Source passage:

+---+

Carter: Conservation lands the tourism foundation
Chris Carter Speech: Conservation lands: the foundations of NZ tourism
Conservation lands: the foundations of NZ tourism
Kia ora tâtou.
Ladies and Gentlemen,
A few months ago the Prime Minister and I were in Karamea opening a new mountain biking trail in the Kahurangi National Park.
Nothing spectacular about that, you might think.
But this mountain biking trail was not a Department of Conservation initiative, instead it was a community one.
It was part of a co-ordinated effort by Karamea to upgrade the recreational infrastructure in the nearby Oparara Basin.
The Karamea community has seen the enormous benefits that tourism is bringing for communities the length and breadth of the West Coast.
They have seen visitors flood into Punakaiki in the past few years. They have seen the construction of a luxury hotel there, and they want to see similar benefits develop in their community.
So where do they turn when looking to enhance the appeal of their area?
To the conservation estate, and their comparatively new national park.
Oparara Basin contains remarkable limestone arches and beautiful forest but the track system in the area does not allow visitors to fully utilise it.
The community is seeking to raise about $1.5m to extend key tracks in the basin and maximise its economic potential. The mountain biking trail the PM and I opened was the first step in these plans.
The community's initiative will improve recreational opportunities for everyone, add some juice to the local economy and in doing so cement the value of the Oparara Basin as a protected area in the minds of local people.
I relate this to you because it is a classic example of the symbiotic relationship that exists between conservation and tourism.
Your industry is a key mechanism by which New Zealand's conservation lands become a significant, and I believe as yet under appreciated, economic asset.
DoC anticipates that there will be 28 million individual visits to the conservation estate this year.
More than half the international visitors to New Zealand will spend time on our protected land.
Increasingly, the economy of whole regions hinges on a tourist industry that harnesses the appeal and recreational opportunities of conservation lands.
Yet we are still having debates about whether to flood a portion of an ecological area on the West Coast to build a hydro-scheme on the Arnold River.
We still squabble about DoC's unswerving advocacy for our fragile habitats even when 28 of the most spectacular locations being shown around the world in Peter Jackson's Lord of the Rings movies were on protected land.

+---+

Set problem 1:
Lay out the lines of the records as a JSON list of strings, one string per line with blank lines omitted. Begin with the line containing "bar-value-label: 101 [601,326,618,337]" and continue through the line containing "bar-clus_1 [97,320,146,323]".
The speech on conservation lands and New Zealand tourism has no connection to the records that follow it.

Dataset excerpts:
+---+

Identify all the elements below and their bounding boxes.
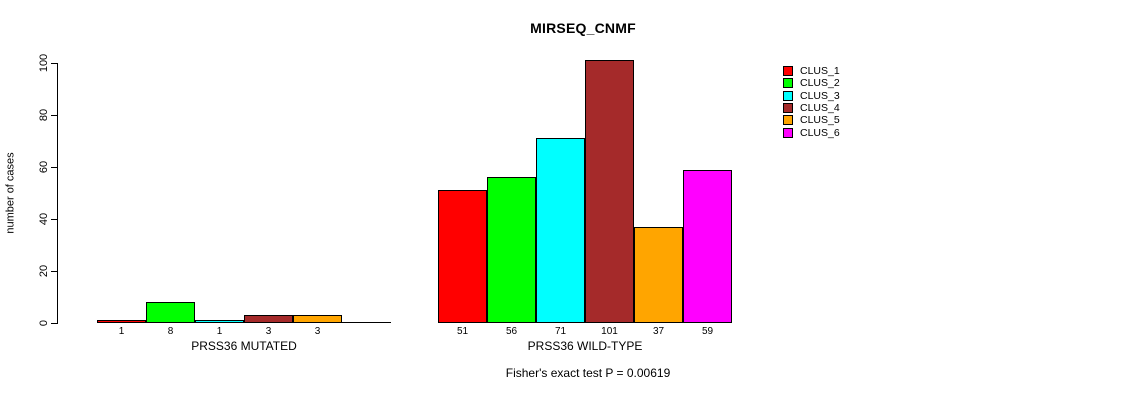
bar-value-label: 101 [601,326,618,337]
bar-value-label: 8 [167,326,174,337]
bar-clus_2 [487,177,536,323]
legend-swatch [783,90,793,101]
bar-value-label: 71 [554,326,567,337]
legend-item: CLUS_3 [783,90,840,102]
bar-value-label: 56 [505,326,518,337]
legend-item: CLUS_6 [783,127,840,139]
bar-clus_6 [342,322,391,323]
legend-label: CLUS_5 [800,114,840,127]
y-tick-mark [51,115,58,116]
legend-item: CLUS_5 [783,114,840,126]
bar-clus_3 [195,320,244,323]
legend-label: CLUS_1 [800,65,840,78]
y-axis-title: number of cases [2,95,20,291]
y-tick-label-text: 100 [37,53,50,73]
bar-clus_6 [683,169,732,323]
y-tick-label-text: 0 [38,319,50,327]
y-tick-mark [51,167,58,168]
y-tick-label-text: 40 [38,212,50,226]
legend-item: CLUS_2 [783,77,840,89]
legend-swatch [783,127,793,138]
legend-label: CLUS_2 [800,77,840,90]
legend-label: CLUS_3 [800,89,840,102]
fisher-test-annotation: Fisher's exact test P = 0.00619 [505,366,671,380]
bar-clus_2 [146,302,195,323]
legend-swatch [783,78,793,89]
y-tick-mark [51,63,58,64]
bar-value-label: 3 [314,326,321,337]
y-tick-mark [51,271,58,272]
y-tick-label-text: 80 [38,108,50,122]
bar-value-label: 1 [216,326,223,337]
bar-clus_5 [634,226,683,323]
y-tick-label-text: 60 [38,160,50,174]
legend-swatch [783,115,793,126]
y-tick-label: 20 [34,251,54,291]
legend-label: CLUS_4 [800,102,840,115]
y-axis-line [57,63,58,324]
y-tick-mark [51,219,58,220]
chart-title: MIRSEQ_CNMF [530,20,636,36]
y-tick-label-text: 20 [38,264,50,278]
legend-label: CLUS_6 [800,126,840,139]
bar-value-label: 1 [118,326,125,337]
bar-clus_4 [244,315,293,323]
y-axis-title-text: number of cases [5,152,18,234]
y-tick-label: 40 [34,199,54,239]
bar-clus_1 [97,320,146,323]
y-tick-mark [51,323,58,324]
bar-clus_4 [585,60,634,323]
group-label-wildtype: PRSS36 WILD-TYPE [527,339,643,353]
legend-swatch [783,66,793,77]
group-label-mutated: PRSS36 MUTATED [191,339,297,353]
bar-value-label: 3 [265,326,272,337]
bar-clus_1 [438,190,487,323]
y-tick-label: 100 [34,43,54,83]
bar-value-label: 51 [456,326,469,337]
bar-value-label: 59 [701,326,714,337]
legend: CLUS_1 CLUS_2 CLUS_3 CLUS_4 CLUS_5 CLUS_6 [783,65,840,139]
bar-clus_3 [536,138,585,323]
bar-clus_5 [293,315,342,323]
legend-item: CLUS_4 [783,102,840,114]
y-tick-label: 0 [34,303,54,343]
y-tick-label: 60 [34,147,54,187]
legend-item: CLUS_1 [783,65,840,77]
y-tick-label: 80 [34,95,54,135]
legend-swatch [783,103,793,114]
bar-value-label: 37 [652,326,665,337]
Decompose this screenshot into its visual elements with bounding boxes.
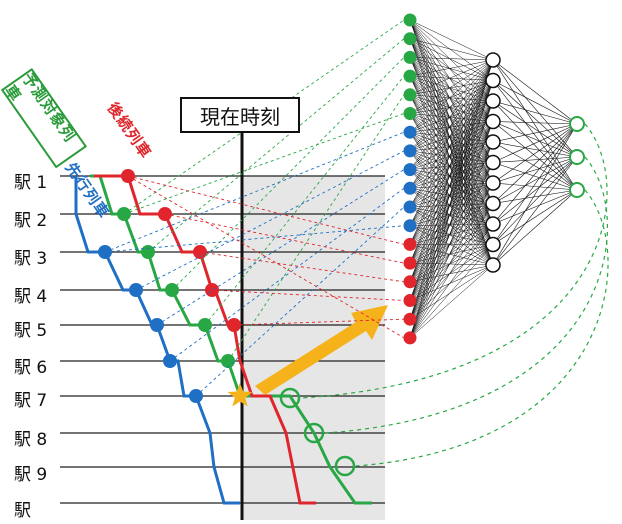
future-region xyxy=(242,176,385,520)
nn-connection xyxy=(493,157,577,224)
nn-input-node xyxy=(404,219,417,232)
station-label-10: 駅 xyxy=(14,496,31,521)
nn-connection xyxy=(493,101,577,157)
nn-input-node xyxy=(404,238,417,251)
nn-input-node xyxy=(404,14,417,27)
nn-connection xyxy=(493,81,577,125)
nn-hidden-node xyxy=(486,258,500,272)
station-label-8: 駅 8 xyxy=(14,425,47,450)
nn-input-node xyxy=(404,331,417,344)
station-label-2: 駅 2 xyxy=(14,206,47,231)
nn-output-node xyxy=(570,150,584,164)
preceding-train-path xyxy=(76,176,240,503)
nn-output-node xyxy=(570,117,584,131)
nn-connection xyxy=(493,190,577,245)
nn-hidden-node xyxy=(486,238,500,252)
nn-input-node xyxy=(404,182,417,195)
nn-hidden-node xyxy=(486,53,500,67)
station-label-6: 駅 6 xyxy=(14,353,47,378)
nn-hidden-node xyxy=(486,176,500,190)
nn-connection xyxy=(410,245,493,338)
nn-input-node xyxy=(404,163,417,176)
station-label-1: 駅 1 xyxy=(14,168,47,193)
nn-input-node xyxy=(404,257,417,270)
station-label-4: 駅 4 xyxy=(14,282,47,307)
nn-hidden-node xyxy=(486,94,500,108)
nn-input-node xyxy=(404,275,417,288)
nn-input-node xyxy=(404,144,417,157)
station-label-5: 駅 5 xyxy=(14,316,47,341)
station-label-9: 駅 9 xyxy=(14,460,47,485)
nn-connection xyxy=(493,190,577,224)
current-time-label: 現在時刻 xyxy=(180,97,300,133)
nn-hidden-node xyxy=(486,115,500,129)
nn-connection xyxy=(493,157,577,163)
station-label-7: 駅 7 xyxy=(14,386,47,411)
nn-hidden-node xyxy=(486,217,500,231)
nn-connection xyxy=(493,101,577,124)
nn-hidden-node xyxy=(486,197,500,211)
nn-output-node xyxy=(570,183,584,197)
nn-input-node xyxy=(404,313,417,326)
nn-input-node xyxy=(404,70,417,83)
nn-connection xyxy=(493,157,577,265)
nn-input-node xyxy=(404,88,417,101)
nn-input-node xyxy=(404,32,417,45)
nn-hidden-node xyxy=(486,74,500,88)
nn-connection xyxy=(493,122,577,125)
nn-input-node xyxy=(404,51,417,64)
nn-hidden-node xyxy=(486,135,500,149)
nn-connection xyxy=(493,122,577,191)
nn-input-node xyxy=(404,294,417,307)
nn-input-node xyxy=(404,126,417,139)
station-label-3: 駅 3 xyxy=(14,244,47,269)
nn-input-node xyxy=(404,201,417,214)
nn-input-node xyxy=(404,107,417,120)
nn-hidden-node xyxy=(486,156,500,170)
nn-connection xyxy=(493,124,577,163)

+---+

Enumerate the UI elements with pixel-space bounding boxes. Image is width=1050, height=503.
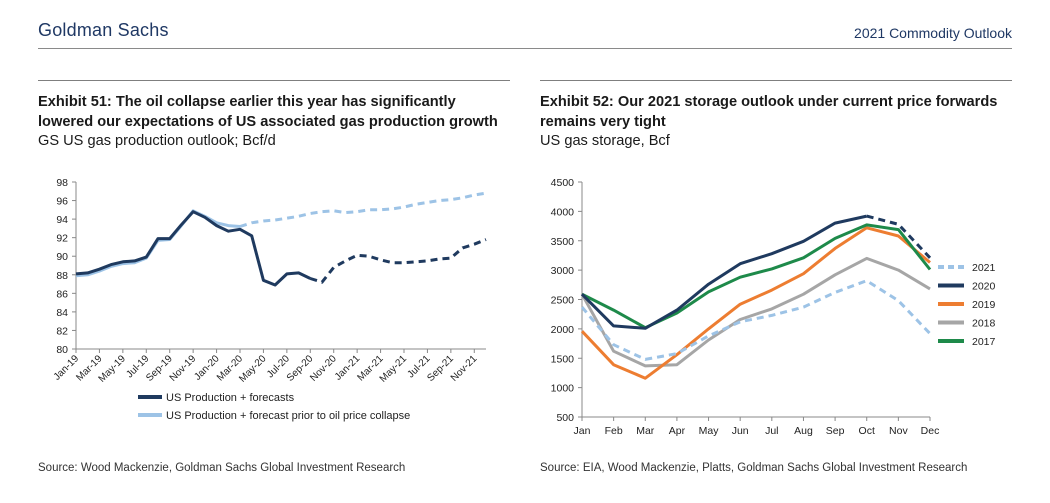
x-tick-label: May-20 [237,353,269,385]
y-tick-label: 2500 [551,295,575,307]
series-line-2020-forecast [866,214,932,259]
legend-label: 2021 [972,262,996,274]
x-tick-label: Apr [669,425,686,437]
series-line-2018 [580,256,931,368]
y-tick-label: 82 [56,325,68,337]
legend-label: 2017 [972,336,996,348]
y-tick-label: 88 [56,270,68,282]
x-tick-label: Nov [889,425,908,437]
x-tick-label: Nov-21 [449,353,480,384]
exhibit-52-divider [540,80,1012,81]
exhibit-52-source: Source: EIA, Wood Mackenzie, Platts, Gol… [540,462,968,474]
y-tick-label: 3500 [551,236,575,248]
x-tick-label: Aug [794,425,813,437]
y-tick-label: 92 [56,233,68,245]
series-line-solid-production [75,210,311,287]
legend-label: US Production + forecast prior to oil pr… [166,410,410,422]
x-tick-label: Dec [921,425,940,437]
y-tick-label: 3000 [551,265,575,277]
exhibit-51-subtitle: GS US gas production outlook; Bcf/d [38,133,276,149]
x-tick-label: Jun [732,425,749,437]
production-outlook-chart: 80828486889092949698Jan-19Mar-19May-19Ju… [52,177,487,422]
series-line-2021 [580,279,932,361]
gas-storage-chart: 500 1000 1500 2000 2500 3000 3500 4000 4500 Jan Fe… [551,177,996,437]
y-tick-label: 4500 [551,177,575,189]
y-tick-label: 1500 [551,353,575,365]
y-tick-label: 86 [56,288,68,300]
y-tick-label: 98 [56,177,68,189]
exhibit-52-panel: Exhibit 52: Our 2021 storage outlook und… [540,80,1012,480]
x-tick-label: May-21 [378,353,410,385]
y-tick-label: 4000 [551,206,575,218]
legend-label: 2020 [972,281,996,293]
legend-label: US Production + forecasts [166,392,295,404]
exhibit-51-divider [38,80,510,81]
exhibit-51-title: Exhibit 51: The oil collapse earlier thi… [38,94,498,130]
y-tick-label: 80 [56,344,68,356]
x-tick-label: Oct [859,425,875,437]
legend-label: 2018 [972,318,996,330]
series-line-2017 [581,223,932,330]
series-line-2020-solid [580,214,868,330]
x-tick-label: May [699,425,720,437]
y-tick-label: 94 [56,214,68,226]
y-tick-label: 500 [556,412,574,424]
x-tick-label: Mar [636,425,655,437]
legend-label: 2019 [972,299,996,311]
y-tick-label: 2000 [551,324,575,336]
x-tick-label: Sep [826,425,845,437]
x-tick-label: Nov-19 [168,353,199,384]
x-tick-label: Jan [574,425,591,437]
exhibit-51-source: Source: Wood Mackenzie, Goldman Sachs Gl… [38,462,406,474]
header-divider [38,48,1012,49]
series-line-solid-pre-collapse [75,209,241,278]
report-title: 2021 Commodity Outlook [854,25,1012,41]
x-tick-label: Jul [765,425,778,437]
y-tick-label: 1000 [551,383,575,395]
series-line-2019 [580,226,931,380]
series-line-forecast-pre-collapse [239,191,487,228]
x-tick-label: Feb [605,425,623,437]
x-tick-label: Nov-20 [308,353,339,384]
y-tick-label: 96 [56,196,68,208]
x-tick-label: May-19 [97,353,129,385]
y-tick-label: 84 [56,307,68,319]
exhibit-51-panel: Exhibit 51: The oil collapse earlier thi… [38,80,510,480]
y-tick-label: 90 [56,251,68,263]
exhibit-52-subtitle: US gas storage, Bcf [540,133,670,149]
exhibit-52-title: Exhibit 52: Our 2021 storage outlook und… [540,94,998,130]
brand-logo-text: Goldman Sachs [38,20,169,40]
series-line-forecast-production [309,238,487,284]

+---+

Set problem 2:
According to the conservation speech, how many individual visits to the conservation estate does DoC anticipate this year?

Task solution 1:
[
  "bar-value-label: 101 [601,326,618,337]",
  "bar-value-label: 8 [167,326,174,337]",
  "bar-clus_2 [487,177,536,323]",
  "legend-swatch [783,90,793,101]",
  "bar-value-label: 71 [554,326,567,337]",
  "legend-item: CLUS_3 [783,90,840,102]",
  "bar-value-label: 56 [505,326,518,337]",
  "legend-item: CLUS_6 [783,127,840,139]",
  "bar-clus_6 [342,322,391,323]",
  "legend-label: CLUS_5 [800,114,840,127]",
  "y-tick-mark [51,115,58,116]",
  "legend-item: CLUS_5 [783,114,840,126]",
  "bar-clus_3 [195,320,244,323]",
  "legend-label: CLUS_1 [800,65,840,78]",
  "y-axis-title: number of cases [2,95,20,291]",
  "y-tick-label-text: 100 [37,53,50,73]",
  "bar-clus_6 [683,169,732,323]",
  "y-tick-label-text: 0 [38,319,50,327]",
  "y-tick-mark [51,167,58,168]",
  "y-tick-label-text: 40 [38,212,50,226]",
  "legend-item: CLUS_2 [783,77,840,89]",
  "legend-swatch [783,127,793,138]",
  "legend-label: CLUS_2 [800,77,840,90]",
  "legend-label: CLUS_3 [800,89,840,102]",
  "fisher-test-annotation: Fisher's exact test P = 0.00619 [505,366,671,380]",
  "bar-clus_2 [146,302,195,323]",
  "legend-swatch [783,78,793,89]",
  "y-tick-mark [51,63,58,64]",
  "bar-value-label: 3 [314,326,321,337]",
  "y-tick-mark [51,271,58,272]",
  "y-tick-label-text: 80 [38,108,50,122]",
  "bar-value-label: 1 [216,326,223,337]",
  "bar-clus_5 [634,226,683,323]",
  "y-tick-label-text: 60 [38,160,50,174]",
  "legend-swatch [783,115,793,126]",
  "y-tick-label: 20 [34,251,54,291]",
  "legend-label: CLUS_4 [800,102,840,115]",
  "y-axis-line [57,63,58,324]",
  "y-tick-mark [51,219,58,220]",
  "chart-title: MIRSEQ_CNMF [530,20,636,36]",
  "y-tick-label-text: 20 [38,264,50,278]",
  "legend-label: CLUS_6 [800,126,840,139]",
  "bar-value-label: 1 [118,326,125,337]",
  "bar-clus_4 [244,315,293,323]",
  "y-axis-title-text: number of cases [5,152,18,234]",
  "y-tick-label: 40 [34,199,54,239]",
  "bar-clus_1 [97,320,146,323]"
]

Task solution 2:
28 million